GIVEN EXERCISE
Your task is to quote the material that follows, in full and exactly.
** Start **
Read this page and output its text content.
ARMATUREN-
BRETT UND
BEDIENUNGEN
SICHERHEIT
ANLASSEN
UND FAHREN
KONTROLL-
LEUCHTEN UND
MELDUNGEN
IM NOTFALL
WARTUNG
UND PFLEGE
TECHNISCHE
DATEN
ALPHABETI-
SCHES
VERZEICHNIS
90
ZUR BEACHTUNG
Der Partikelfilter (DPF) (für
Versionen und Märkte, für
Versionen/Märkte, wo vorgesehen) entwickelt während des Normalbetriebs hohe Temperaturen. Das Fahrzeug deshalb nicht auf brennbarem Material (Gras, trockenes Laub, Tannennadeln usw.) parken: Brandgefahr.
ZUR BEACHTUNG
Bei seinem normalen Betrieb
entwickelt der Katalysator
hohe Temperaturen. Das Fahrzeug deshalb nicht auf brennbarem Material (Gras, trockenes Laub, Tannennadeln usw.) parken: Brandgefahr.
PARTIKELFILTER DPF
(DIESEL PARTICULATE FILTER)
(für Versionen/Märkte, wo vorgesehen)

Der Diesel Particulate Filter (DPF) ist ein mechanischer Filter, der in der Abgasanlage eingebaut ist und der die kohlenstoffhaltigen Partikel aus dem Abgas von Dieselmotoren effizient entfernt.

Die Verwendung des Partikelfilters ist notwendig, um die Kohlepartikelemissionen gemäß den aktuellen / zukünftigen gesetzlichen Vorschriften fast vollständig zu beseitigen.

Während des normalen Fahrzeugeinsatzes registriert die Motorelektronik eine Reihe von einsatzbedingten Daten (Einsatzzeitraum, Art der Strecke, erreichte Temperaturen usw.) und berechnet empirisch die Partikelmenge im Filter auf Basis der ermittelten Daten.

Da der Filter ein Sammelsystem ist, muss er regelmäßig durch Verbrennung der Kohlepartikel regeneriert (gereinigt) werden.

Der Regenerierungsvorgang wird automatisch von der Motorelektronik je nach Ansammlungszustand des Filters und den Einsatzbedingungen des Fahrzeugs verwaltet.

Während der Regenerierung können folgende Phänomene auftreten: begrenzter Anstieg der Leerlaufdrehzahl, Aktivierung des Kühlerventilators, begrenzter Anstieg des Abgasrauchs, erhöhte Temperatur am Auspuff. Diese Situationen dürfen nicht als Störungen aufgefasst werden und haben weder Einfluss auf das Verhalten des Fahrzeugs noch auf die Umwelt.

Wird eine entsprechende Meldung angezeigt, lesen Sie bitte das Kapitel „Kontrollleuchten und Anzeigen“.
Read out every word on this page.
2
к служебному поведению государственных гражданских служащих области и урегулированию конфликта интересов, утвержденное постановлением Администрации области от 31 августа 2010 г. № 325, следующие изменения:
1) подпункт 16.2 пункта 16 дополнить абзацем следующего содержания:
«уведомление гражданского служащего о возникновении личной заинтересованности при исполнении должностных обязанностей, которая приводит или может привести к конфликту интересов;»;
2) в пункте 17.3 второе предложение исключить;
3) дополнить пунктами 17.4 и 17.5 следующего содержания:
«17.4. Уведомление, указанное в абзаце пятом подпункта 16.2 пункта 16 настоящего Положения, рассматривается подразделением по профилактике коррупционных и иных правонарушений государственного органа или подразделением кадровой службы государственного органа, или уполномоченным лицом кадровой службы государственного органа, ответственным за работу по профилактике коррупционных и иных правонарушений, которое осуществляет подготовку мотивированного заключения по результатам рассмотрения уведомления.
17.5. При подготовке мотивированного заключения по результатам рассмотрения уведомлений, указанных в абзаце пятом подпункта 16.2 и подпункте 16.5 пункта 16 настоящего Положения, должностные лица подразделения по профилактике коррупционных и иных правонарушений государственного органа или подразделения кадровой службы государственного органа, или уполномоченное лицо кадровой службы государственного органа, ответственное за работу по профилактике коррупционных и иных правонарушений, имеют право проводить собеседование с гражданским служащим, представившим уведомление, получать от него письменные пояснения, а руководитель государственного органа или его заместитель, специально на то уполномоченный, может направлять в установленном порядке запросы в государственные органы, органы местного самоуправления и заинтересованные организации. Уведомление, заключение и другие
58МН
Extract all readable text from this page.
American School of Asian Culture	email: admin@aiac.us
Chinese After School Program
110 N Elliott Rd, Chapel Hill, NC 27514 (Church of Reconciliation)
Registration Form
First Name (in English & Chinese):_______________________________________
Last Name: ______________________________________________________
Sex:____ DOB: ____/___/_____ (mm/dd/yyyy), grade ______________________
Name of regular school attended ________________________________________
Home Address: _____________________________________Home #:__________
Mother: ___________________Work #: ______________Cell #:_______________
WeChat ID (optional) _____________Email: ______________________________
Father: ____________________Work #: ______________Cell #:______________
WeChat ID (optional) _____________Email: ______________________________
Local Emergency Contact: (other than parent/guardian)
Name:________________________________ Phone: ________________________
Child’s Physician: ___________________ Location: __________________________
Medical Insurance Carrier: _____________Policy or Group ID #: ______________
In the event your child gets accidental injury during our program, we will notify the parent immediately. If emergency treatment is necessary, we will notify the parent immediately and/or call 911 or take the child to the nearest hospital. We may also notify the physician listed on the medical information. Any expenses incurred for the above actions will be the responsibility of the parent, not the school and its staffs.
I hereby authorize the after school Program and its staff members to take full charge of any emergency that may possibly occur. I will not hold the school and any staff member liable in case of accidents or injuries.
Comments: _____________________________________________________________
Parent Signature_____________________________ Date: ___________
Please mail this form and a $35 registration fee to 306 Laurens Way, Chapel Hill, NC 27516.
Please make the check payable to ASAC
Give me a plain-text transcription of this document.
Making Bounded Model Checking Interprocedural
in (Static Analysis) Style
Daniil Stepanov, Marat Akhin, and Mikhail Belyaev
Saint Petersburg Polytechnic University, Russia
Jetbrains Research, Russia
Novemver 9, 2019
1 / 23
** End **
SOLUTION TO THIS PROBLEM
Read this page and output its text content.
ARMATUREN-
BRETT UND
BEDIENUNGEN
SICHERHEIT
ANLASSEN
UND FAHREN
KONTROLL-
LEUCHTEN UND
MELDUNGEN
IM NOTFALL
WARTUNG
UND PFLEGE
TECHNISCHE
DATEN
ALPHABETI-
SCHES
VERZEICHNIS
90
ZUR BEACHTUNG
Der Partikelfilter (DPF) (für
Versionen und Märkte, für
Versionen/Märkte, wo vorgesehen) entwickelt während des Normalbetriebs hohe Temperaturen. Das Fahrzeug deshalb nicht auf brennbarem Material (Gras, trockenes Laub, Tannennadeln usw.) parken: Brandgefahr.
ZUR BEACHTUNG
Bei seinem normalen Betrieb
entwickelt der Katalysator
hohe Temperaturen. Das Fahrzeug deshalb nicht auf brennbarem Material (Gras, trockenes Laub, Tannennadeln usw.) parken: Brandgefahr.
PARTIKELFILTER DPF
(DIESEL PARTICULATE FILTER)
(für Versionen/Märkte, wo vorgesehen)

Der Diesel Particulate Filter (DPF) ist ein mechanischer Filter, der in der Abgasanlage eingebaut ist und der die kohlenstoffhaltigen Partikel aus dem Abgas von Dieselmotoren effizient entfernt.

Die Verwendung des Partikelfilters ist notwendig, um die Kohlepartikelemissionen gemäß den aktuellen / zukünftigen gesetzlichen Vorschriften fast vollständig zu beseitigen.

Während des normalen Fahrzeugeinsatzes registriert die Motorelektronik eine Reihe von einsatzbedingten Daten (Einsatzzeitraum, Art der Strecke, erreichte Temperaturen usw.) und berechnet empirisch die Partikelmenge im Filter auf Basis der ermittelten Daten.

Da der Filter ein Sammelsystem ist, muss er regelmäßig durch Verbrennung der Kohlepartikel regeneriert (gereinigt) werden.

Der Regenerierungsvorgang wird automatisch von der Motorelektronik je nach Ansammlungszustand des Filters und den Einsatzbedingungen des Fahrzeugs verwaltet.

Während der Regenerierung können folgende Phänomene auftreten: begrenzter Anstieg der Leerlaufdrehzahl, Aktivierung des Kühlerventilators, begrenzter Anstieg des Abgasrauchs, erhöhte Temperatur am Auspuff. Diese Situationen dürfen nicht als Störungen aufgefasst werden und haben weder Einfluss auf das Verhalten des Fahrzeugs noch auf die Umwelt.

Wird eine entsprechende Meldung angezeigt, lesen Sie bitte das Kapitel „Kontrollleuchten und Anzeigen“.
Read out every word on this page.
2
к служебному поведению государственных гражданских служащих области и урегулированию конфликта интересов, утвержденное постановлением Администрации области от 31 августа 2010 г. № 325, следующие изменения:
1) подпункт 16.2 пункта 16 дополнить абзацем следующего содержания:
«уведомление гражданского служащего о возникновении личной заинтересованности при исполнении должностных обязанностей, которая приводит или может привести к конфликту интересов;»;
2) в пункте 17.3 второе предложение исключить;
3) дополнить пунктами 17.4 и 17.5 следующего содержания:
«17.4. Уведомление, указанное в абзаце пятом подпункта 16.2 пункта 16 настоящего Положения, рассматривается подразделением по профилактике коррупционных и иных правонарушений государственного органа или подразделением кадровой службы государственного органа, или уполномоченным лицом кадровой службы государственного органа, ответственным за работу по профилактике коррупционных и иных правонарушений, которое осуществляет подготовку мотивированного заключения по результатам рассмотрения уведомления.
17.5. При подготовке мотивированного заключения по результатам рассмотрения уведомлений, указанных в абзаце пятом подпункта 16.2 и подпункте 16.5 пункта 16 настоящего Положения, должностные лица подразделения по профилактике коррупционных и иных правонарушений государственного органа или подразделения кадровой службы государственного органа, или уполномоченное лицо кадровой службы государственного органа, ответственное за работу по профилактике коррупционных и иных правонарушений, имеют право проводить собеседование с гражданским служащим, представившим уведомление, получать от него письменные пояснения, а руководитель государственного органа или его заместитель, специально на то уполномоченный, может направлять в установленном порядке запросы в государственные органы, органы местного самоуправления и заинтересованные организации. Уведомление, заключение и другие
58МН
Extract all readable text from this page.
American School of Asian Culture	email: admin@aiac.us
Chinese After School Program
110 N Elliott Rd, Chapel Hill, NC 27514 (Church of Reconciliation)
Registration Form
First Name (in English & Chinese):_______________________________________
Last Name: ______________________________________________________
Sex:____ DOB: ____/___/_____ (mm/dd/yyyy), grade ______________________
Name of regular school attended ________________________________________
Home Address: _____________________________________Home #:__________
Mother: ___________________Work #: ______________Cell #:_______________
WeChat ID (optional) _____________Email: ______________________________
Father: ____________________Work #: ______________Cell #:______________
WeChat ID (optional) _____________Email: ______________________________
Local Emergency Contact: (other than parent/guardian)
Name:________________________________ Phone: ________________________
Child’s Physician: ___________________ Location: __________________________
Medical Insurance Carrier: _____________Policy or Group ID #: ______________
In the event your child gets accidental injury during our program, we will notify the parent immediately. If emergency treatment is necessary, we will notify the parent immediately and/or call 911 or take the child to the nearest hospital. We may also notify the physician listed on the medical information. Any expenses incurred for the above actions will be the responsibility of the parent, not the school and its staffs.
I hereby authorize the after school Program and its staff members to take full charge of any emergency that may possibly occur. I will not hold the school and any staff member liable in case of accidents or injuries.
Comments: _____________________________________________________________
Parent Signature_____________________________ Date: ___________
Please mail this form and a $35 registration fee to 306 Laurens Way, Chapel Hill, NC 27516.
Please make the check payable to ASAC
Give me a plain-text transcription of this document.
Making Bounded Model Checking Interprocedural
in (Static Analysis) Style
Daniil Stepanov, Marat Akhin, and Mikhail Belyaev
Saint Petersburg Polytechnic University, Russia
Jetbrains Research, Russia
Novemver 9, 2019
1 / 23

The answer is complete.